* begin *

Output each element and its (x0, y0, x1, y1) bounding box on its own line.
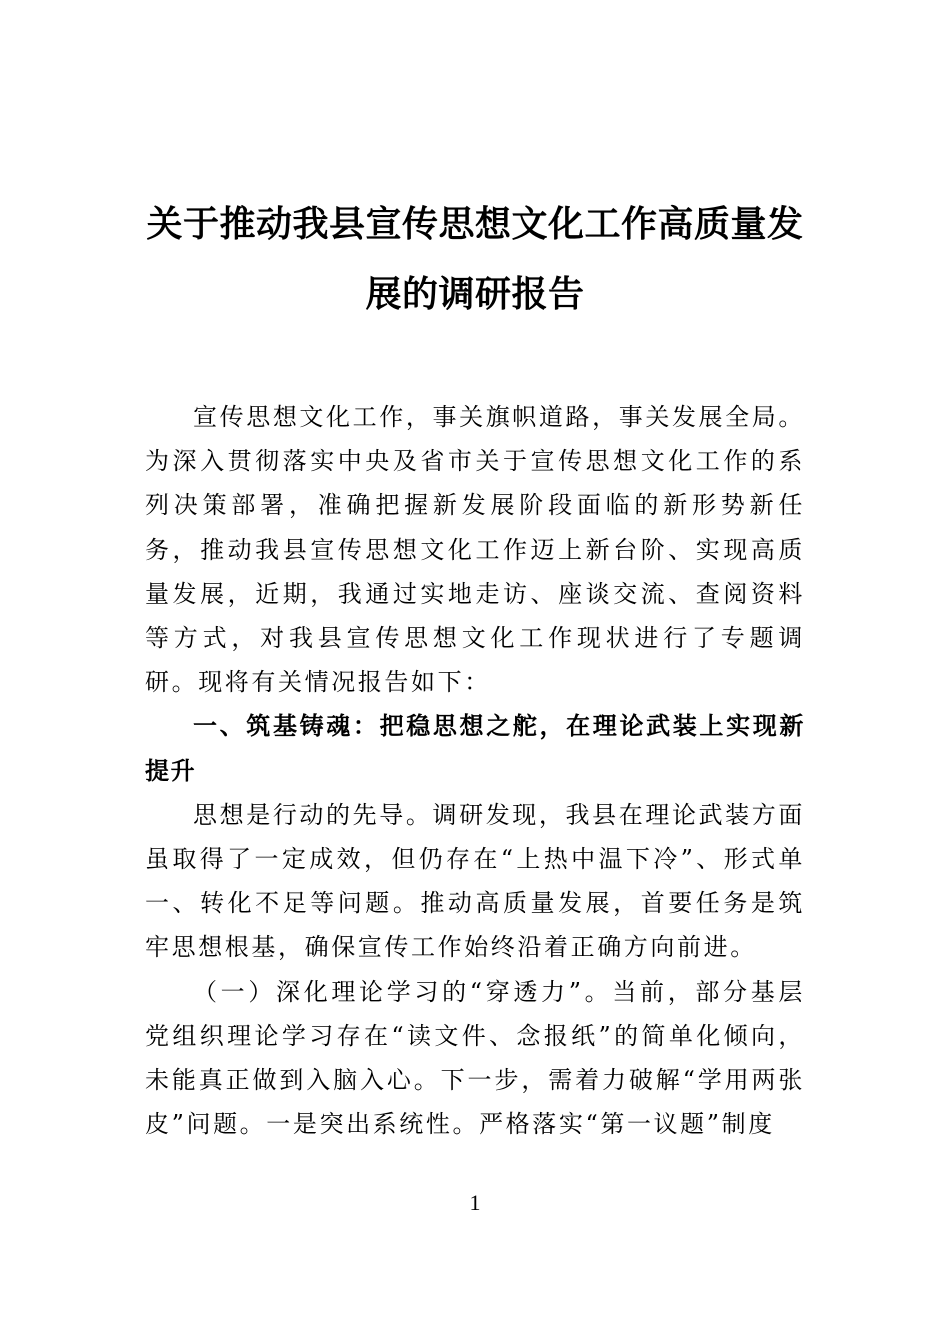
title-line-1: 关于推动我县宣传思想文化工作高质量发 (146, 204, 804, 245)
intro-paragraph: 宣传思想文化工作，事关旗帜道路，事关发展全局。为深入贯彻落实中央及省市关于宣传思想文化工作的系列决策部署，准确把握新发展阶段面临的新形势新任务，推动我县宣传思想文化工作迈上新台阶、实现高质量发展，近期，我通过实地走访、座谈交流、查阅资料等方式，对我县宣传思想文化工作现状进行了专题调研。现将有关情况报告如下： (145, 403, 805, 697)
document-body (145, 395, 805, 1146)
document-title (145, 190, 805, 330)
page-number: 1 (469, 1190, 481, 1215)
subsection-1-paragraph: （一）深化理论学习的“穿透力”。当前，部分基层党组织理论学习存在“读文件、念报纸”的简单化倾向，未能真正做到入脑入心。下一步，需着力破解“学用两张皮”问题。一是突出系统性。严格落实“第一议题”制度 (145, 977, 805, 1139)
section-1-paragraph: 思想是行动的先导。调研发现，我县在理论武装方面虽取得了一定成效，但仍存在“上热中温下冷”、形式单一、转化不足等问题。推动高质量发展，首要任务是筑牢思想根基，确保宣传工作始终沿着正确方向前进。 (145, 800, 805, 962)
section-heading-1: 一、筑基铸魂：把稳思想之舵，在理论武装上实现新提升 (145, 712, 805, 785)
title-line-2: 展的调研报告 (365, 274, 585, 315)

* end *
* begin *

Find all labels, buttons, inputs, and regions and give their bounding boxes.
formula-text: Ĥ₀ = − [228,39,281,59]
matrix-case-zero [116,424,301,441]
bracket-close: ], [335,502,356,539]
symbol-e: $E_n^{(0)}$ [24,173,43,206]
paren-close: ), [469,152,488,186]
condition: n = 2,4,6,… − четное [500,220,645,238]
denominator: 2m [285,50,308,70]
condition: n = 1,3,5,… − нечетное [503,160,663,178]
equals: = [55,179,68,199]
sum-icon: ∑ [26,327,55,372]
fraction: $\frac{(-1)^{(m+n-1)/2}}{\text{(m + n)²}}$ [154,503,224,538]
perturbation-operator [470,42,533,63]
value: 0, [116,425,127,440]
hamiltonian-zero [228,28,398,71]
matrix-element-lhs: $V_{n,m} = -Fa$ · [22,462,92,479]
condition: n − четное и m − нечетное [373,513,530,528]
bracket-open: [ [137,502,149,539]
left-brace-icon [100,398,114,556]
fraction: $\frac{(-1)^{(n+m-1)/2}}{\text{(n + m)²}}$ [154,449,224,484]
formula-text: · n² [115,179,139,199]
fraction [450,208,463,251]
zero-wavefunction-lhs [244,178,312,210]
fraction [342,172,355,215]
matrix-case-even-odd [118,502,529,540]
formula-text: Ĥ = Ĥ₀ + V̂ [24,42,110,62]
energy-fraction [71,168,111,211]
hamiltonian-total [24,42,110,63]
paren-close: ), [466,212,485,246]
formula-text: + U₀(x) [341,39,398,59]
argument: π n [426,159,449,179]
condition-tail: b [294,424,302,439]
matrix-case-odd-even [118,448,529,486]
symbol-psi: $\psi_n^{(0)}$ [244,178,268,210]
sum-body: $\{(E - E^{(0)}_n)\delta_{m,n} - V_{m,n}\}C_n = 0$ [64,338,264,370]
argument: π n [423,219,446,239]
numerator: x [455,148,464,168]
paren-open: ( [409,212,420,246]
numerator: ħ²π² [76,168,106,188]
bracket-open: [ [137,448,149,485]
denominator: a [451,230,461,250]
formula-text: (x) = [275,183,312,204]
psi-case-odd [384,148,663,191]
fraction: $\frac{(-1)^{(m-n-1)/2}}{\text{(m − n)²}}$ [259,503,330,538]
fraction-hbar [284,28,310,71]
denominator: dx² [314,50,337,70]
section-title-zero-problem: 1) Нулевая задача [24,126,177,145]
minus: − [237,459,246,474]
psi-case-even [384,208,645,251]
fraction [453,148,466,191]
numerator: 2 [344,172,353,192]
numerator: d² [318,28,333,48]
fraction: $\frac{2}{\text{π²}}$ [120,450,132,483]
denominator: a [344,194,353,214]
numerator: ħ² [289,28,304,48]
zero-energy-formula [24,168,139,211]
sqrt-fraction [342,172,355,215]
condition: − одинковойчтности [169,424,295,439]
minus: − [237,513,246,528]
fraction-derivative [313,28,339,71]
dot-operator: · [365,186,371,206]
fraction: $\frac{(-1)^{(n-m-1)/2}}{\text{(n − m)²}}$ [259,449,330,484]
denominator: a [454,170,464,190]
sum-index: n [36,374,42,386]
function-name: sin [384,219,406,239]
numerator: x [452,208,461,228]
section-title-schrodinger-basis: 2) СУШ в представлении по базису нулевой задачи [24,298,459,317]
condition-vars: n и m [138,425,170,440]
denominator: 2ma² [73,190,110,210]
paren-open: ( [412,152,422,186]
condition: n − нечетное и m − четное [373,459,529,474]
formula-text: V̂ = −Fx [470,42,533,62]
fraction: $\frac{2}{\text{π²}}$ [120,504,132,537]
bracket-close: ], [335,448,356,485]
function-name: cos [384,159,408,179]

* end *

» Exercise instructions
Reproduce, without any alteration, the items in the first block from the line containing "title-line-1: 关于推动我县宣传思想文化工作高质量发 (146, 204, 804, 245)" through the line containing "977, 805, 1139)", including both of those lines.

» Response to this task
title-line-1: 关于推动我县宣传思想文化工作高质量发 (146, 204, 804, 245)
intro-paragraph: 宣传思想文化工作，事关旗帜道路，事关发展全局。为深入贯彻落实中央及省市关于宣传思想文化工作的系列决策部署，准确把握新发展阶段面临的新形势新任务，推动我县宣传思想文化工作迈上新台阶、实现高质量发展，近期，我通过实地走访、座谈交流、查阅资料等方式，对我县宣传思想文化工作现状进行了专题调研。现将有关情况报告如下： (145, 403, 805, 697)
document-body (145, 395, 805, 1146)
document-title (145, 190, 805, 330)
page-number: 1 (469, 1190, 481, 1215)
subsection-1-paragraph: （一）深化理论学习的“穿透力”。当前，部分基层党组织理论学习存在“读文件、念报纸”的简单化倾向，未能真正做到入脑入心。下一步，需着力破解“学用两张皮”问题。一是突出系统性。严格落实“第一议题”制度 (145, 977, 805, 1139)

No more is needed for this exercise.